▶ **What is required**
Work out the number of lines containing "labels". Give that number alone.

Figure record extracts:

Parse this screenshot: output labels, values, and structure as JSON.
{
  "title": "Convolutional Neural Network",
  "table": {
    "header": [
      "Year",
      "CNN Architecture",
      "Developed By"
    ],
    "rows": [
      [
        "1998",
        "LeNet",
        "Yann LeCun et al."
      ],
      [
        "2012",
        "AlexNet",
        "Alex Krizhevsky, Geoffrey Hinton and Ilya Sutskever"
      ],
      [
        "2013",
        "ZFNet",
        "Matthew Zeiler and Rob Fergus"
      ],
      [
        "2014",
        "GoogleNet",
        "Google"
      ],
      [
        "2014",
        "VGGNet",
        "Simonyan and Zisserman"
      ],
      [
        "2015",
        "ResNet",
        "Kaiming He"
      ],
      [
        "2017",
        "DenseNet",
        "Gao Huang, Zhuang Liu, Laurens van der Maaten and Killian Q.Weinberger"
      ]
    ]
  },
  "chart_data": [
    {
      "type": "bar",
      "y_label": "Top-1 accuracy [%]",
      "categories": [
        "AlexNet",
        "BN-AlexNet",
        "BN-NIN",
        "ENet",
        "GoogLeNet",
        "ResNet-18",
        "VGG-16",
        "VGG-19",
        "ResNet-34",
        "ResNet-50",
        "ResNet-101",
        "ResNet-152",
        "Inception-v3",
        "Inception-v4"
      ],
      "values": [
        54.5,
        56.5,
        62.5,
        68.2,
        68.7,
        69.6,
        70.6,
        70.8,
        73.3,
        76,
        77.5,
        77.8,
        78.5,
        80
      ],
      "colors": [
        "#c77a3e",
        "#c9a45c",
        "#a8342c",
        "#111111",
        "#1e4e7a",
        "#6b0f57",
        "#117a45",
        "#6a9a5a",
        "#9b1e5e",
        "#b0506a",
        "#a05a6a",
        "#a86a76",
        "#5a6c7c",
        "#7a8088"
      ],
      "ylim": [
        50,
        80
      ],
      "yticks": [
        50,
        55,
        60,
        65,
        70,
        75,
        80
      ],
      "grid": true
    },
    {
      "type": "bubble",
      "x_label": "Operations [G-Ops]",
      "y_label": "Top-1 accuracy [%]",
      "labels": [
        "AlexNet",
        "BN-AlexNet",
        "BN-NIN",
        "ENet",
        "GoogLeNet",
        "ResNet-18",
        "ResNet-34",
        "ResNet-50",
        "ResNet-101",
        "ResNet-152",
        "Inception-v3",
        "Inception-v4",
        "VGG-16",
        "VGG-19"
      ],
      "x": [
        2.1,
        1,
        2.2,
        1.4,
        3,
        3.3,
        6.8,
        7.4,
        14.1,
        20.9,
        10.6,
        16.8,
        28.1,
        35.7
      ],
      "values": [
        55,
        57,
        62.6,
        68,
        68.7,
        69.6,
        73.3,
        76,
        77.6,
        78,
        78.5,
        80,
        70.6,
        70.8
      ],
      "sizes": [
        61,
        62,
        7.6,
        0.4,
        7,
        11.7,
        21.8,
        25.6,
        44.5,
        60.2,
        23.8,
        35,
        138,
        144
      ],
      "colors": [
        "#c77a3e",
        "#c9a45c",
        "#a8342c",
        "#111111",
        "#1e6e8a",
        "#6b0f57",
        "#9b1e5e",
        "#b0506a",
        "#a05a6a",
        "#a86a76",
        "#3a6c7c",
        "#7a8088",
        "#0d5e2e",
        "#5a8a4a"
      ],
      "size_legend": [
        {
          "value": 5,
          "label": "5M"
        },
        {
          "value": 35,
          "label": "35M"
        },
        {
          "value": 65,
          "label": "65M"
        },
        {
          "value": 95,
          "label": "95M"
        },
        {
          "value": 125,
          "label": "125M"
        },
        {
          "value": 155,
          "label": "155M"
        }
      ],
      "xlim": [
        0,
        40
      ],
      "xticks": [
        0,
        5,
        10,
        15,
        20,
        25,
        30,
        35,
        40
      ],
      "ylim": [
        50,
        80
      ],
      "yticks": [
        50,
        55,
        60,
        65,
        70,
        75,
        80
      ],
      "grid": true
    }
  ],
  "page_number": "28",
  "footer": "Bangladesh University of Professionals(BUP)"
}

▶ **Result of this task**
2